> Given exercise:
Each line below should be quoted exactly, please.

##############################

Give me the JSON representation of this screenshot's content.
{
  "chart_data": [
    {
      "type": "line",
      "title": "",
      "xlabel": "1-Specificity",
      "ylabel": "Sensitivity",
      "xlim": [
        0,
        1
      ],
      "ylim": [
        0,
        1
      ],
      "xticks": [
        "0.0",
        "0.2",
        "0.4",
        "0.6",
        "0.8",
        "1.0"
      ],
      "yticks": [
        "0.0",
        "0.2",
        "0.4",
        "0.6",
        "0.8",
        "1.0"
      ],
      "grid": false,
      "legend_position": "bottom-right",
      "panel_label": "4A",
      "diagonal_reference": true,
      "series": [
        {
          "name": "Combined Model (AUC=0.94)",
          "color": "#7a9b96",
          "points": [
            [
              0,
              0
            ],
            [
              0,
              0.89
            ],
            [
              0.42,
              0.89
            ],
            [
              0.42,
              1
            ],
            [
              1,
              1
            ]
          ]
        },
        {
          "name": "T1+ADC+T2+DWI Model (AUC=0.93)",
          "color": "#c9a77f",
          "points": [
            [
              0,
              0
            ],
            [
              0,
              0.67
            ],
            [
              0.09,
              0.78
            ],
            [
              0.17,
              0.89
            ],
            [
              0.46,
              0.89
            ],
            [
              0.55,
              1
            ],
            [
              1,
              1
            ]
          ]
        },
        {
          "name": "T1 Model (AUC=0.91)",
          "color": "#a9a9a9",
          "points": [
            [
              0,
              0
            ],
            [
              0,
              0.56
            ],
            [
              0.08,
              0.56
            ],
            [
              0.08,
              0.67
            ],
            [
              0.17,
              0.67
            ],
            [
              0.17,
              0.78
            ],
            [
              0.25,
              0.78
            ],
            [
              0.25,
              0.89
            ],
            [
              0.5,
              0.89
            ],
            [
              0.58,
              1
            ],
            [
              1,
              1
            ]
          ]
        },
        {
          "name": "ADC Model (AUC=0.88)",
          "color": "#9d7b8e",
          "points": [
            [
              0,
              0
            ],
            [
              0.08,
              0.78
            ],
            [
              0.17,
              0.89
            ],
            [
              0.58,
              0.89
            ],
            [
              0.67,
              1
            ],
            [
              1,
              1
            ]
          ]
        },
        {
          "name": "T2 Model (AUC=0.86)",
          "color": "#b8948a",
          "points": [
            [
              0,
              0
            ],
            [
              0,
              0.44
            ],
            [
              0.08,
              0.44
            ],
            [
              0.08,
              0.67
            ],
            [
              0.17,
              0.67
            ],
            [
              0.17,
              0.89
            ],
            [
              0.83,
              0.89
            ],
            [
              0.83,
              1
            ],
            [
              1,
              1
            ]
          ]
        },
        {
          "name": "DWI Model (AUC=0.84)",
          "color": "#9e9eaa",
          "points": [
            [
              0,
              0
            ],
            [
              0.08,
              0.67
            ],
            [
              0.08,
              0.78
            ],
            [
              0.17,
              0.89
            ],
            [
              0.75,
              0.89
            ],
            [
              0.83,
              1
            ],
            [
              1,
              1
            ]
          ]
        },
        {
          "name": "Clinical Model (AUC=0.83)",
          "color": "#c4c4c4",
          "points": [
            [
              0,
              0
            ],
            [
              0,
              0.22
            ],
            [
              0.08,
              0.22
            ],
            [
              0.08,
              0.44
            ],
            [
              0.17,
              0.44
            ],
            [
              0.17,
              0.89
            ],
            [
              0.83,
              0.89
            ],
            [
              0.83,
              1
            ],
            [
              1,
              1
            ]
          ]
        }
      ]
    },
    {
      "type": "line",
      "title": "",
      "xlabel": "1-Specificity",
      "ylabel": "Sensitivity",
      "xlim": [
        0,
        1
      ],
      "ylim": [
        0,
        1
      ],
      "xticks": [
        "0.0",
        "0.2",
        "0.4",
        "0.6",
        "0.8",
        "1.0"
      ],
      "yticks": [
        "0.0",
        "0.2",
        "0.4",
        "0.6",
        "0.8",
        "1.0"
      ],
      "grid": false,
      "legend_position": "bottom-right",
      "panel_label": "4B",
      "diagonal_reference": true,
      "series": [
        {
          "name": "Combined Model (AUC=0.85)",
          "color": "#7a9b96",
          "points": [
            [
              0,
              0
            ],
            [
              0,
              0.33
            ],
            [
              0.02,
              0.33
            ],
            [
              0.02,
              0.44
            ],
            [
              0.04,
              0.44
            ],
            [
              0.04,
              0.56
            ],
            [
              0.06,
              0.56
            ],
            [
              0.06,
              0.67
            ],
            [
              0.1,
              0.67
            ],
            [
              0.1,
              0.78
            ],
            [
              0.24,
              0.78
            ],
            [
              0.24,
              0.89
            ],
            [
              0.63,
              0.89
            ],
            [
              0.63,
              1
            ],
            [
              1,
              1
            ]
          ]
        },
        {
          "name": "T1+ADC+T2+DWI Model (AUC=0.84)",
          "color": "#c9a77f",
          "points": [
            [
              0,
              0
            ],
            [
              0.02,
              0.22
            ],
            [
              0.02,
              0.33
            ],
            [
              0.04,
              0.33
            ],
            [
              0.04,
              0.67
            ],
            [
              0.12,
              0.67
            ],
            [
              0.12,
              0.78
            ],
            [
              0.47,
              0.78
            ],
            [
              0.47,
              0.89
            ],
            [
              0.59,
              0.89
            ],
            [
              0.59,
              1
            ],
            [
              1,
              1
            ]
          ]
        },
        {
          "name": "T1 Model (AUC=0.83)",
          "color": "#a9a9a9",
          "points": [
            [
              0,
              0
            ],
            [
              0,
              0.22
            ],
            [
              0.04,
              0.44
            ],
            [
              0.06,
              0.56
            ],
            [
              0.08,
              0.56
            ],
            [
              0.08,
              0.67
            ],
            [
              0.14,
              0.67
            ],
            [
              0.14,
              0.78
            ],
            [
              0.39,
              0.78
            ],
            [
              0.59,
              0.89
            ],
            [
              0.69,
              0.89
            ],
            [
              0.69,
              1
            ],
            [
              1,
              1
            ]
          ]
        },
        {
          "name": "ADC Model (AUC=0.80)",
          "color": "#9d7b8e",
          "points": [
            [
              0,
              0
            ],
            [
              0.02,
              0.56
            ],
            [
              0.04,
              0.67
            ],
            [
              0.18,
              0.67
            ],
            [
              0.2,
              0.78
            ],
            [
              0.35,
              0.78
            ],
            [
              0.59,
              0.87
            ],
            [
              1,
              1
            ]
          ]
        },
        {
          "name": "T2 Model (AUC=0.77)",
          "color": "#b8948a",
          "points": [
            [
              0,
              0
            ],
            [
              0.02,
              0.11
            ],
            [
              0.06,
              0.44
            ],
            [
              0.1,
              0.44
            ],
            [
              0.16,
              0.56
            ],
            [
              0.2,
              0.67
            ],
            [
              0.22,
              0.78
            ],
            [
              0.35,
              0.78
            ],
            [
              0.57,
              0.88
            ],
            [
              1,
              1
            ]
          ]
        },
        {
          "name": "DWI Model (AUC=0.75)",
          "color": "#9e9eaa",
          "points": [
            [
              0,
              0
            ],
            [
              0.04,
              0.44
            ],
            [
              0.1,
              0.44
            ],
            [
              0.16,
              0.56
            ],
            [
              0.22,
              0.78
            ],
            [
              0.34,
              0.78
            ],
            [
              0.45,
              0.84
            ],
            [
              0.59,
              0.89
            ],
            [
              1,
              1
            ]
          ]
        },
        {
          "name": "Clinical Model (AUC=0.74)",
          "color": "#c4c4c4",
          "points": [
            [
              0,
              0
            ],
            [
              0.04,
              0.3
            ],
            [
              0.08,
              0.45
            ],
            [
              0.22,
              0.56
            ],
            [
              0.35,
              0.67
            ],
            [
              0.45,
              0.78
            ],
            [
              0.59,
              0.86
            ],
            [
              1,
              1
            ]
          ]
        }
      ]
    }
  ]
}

##############################

> Exercise response:
Give me the JSON representation of this screenshot's content.
{
  "chart_data": [
    {
      "type": "line",
      "title": "",
      "xlabel": "1-Specificity",
      "ylabel": "Sensitivity",
      "xlim": [
        0,
        1
      ],
      "ylim": [
        0,
        1
      ],
      "xticks": [
        "0.0",
        "0.2",
        "0.4",
        "0.6",
        "0.8",
        "1.0"
      ],
      "yticks": [
        "0.0",
        "0.2",
        "0.4",
        "0.6",
        "0.8",
        "1.0"
      ],
      "grid": false,
      "legend_position": "bottom-right",
      "panel_label": "4A",
      "diagonal_reference": true,
      "series": [
        {
          "name": "Combined Model (AUC=0.94)",
          "color": "#7a9b96",
          "points": [
            [
              0,
              0
            ],
            [
              0,
              0.89
            ],
            [
              0.42,
              0.89
            ],
            [
              0.42,
              1
            ],
            [
              1,
              1
            ]
          ]
        },
        {
          "name": "T1+ADC+T2+DWI Model (AUC=0.93)",
          "color": "#c9a77f",
          "points": [
            [
              0,
              0
            ],
            [
              0,
              0.67
            ],
            [
              0.09,
              0.78
            ],
            [
              0.17,
              0.89
            ],
            [
              0.46,
              0.89
            ],
            [
              0.55,
              1
            ],
            [
              1,
              1
            ]
          ]
        },
        {
          "name": "T1 Model (AUC=0.91)",
          "color": "#a9a9a9",
          "points": [
            [
              0,
              0
            ],
            [
              0,
              0.56
            ],
            [
              0.08,
              0.56
            ],
            [
              0.08,
              0.67
            ],
            [
              0.17,
              0.67
            ],
            [
              0.17,
              0.78
            ],
            [
              0.25,
              0.78
            ],
            [
              0.25,
              0.89
            ],
            [
              0.5,
              0.89
            ],
            [
              0.58,
              1
            ],
            [
              1,
              1
            ]
          ]
        },
        {
          "name": "ADC Model (AUC=0.88)",
          "color": "#9d7b8e",
          "points": [
            [
              0,
              0
            ],
            [
              0.08,
              0.78
            ],
            [
              0.17,
              0.89
            ],
            [
              0.58,
              0.89
            ],
            [
              0.67,
              1
            ],
            [
              1,
              1
            ]
          ]
        },
        {
          "name": "T2 Model (AUC=0.86)",
          "color": "#b8948a",
          "points": [
            [
              0,
              0
            ],
            [
              0,
              0.44
            ],
            [
              0.08,
              0.44
            ],
            [
              0.08,
              0.67
            ],
            [
              0.17,
              0.67
            ],
            [
              0.17,
              0.89
            ],
            [
              0.83,
              0.89
            ],
            [
              0.83,
              1
            ],
            [
              1,
              1
            ]
          ]
        },
        {
          "name": "DWI Model (AUC=0.84)",
          "color": "#9e9eaa",
          "points": [
            [
              0,
              0
            ],
            [
              0.08,
              0.67
            ],
            [
              0.08,
              0.78
            ],
            [
              0.17,
              0.89
            ],
            [
              0.75,
              0.89
            ],
            [
              0.83,
              1
            ],
            [
              1,
              1
            ]
          ]
        },
        {
          "name": "Clinical Model (AUC=0.83)",
          "color": "#c4c4c4",
          "points": [
            [
              0,
              0
            ],
            [
              0,
              0.22
            ],
            [
              0.08,
              0.22
            ],
            [
              0.08,
              0.44
            ],
            [
              0.17,
              0.44
            ],
            [
              0.17,
              0.89
            ],
            [
              0.83,
              0.89
            ],
            [
              0.83,
              1
            ],
            [
              1,
              1
            ]
          ]
        }
      ]
    },
    {
      "type": "line",
      "title": "",
      "xlabel": "1-Specificity",
      "ylabel": "Sensitivity",
      "xlim": [
        0,
        1
      ],
      "ylim": [
        0,
        1
      ],
      "xticks": [
        "0.0",
        "0.2",
        "0.4",
        "0.6",
        "0.8",
        "1.0"
      ],
      "yticks": [
        "0.0",
        "0.2",
        "0.4",
        "0.6",
        "0.8",
        "1.0"
      ],
      "grid": false,
      "legend_position": "bottom-right",
      "panel_label": "4B",
      "diagonal_reference": true,
      "series": [
        {
          "name": "Combined Model (AUC=0.85)",
          "color": "#7a9b96",
          "points": [
            [
              0,
              0
            ],
            [
              0,
              0.33
            ],
            [
              0.02,
              0.33
            ],
            [
              0.02,
              0.44
            ],
            [
              0.04,
              0.44
            ],
            [
              0.04,
              0.56
            ],
            [
              0.06,
              0.56
            ],
            [
              0.06,
              0.67
            ],
            [
              0.1,
              0.67
            ],
            [
              0.1,
              0.78
            ],
            [
              0.24,
              0.78
            ],
            [
              0.24,
              0.89
            ],
            [
              0.63,
              0.89
            ],
            [
              0.63,
              1
            ],
            [
              1,
              1
            ]
          ]
        },
        {
          "name": "T1+ADC+T2+DWI Model (AUC=0.84)",
          "color": "#c9a77f",
          "points": [
            [
              0,
              0
            ],
            [
              0.02,
              0.22
            ],
            [
              0.02,
              0.33
            ],
            [
              0.04,
              0.33
            ],
            [
              0.04,
              0.67
            ],
            [
              0.12,
              0.67
            ],
            [
              0.12,
              0.78
            ],
            [
              0.47,
              0.78
            ],
            [
              0.47,
              0.89
            ],
            [
              0.59,
              0.89
            ],
            [
              0.59,
              1
            ],
            [
              1,
              1
            ]
          ]
        },
        {
          "name": "T1 Model (AUC=0.83)",
          "color": "#a9a9a9",
          "points": [
            [
              0,
              0
            ],
            [
              0,
              0.22
            ],
            [
              0.04,
              0.44
            ],
            [
              0.06,
              0.56
            ],
            [
              0.08,
              0.56
            ],
            [
              0.08,
              0.67
            ],
            [
              0.14,
              0.67
            ],
            [
              0.14,
              0.78
            ],
            [
              0.39,
              0.78
            ],
            [
              0.59,
              0.89
            ],
            [
              0.69,
              0.89
            ],
            [
              0.69,
              1
            ],
            [
              1,
              1
            ]
          ]
        },
        {
          "name": "ADC Model (AUC=0.80)",
          "color": "#9d7b8e",
          "points": [
            [
              0,
              0
            ],
            [
              0.02,
              0.56
            ],
            [
              0.04,
              0.67
            ],
            [
              0.18,
              0.67
            ],
            [
              0.2,
              0.78
            ],
            [
              0.35,
              0.78
            ],
            [
              0.59,
              0.87
            ],
            [
              1,
              1
            ]
          ]
        },
        {
          "name": "T2 Model (AUC=0.77)",
          "color": "#b8948a",
          "points": [
            [
              0,
              0
            ],
            [
              0.02,
              0.11
            ],
            [
              0.06,
              0.44
            ],
            [
              0.1,
              0.44
            ],
            [
              0.16,
              0.56
            ],
            [
              0.2,
              0.67
            ],
            [
              0.22,
              0.78
            ],
            [
              0.35,
              0.78
            ],
            [
              0.57,
              0.88
            ],
            [
              1,
              1
            ]
          ]
        },
        {
          "name": "DWI Model (AUC=0.75)",
          "color": "#9e9eaa",
          "points": [
            [
              0,
              0
            ],
            [
              0.04,
              0.44
            ],
            [
              0.1,
              0.44
            ],
            [
              0.16,
              0.56
            ],
            [
              0.22,
              0.78
            ],
            [
              0.34,
              0.78
            ],
            [
              0.45,
              0.84
            ],
            [
              0.59,
              0.89
            ],
            [
              1,
              1
            ]
          ]
        },
        {
          "name": "Clinical Model (AUC=0.74)",
          "color": "#c4c4c4",
          "points": [
            [
              0,
              0
            ],
            [
              0.04,
              0.3
            ],
            [
              0.08,
              0.45
            ],
            [
              0.22,
              0.56
            ],
            [
              0.35,
              0.67
            ],
            [
              0.45,
              0.78
            ],
            [
              0.59,
              0.86
            ],
            [
              1,
              1
            ]
          ]
        }
      ]
    }
  ]
}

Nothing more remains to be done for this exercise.